* [Exercise goal]:
From the records below, pick out each line that contains the string "legend" and copy those lines unchanged. Matching is case-sensitive.

══ Task data

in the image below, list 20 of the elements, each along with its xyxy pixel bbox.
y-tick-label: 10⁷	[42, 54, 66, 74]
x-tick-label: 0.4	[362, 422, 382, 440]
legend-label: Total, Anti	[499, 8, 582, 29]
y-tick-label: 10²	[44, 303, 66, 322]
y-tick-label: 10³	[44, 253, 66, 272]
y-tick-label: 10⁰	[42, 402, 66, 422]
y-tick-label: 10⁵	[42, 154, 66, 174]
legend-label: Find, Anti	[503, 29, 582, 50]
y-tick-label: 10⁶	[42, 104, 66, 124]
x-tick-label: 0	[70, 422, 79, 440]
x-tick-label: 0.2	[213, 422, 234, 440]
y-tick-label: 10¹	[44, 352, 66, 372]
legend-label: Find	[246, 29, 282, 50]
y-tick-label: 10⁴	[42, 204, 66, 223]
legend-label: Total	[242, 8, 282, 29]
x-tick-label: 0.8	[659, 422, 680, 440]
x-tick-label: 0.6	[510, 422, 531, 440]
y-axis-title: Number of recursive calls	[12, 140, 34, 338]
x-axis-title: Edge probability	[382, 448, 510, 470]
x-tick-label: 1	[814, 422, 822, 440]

════

* [Problem solution]:
legend-label: Total, Anti	[499, 8, 582, 29]
legend-label: Find, Anti	[503, 29, 582, 50]
legend-label: Find	[246, 29, 282, 50]
legend-label: Total	[242, 8, 282, 29]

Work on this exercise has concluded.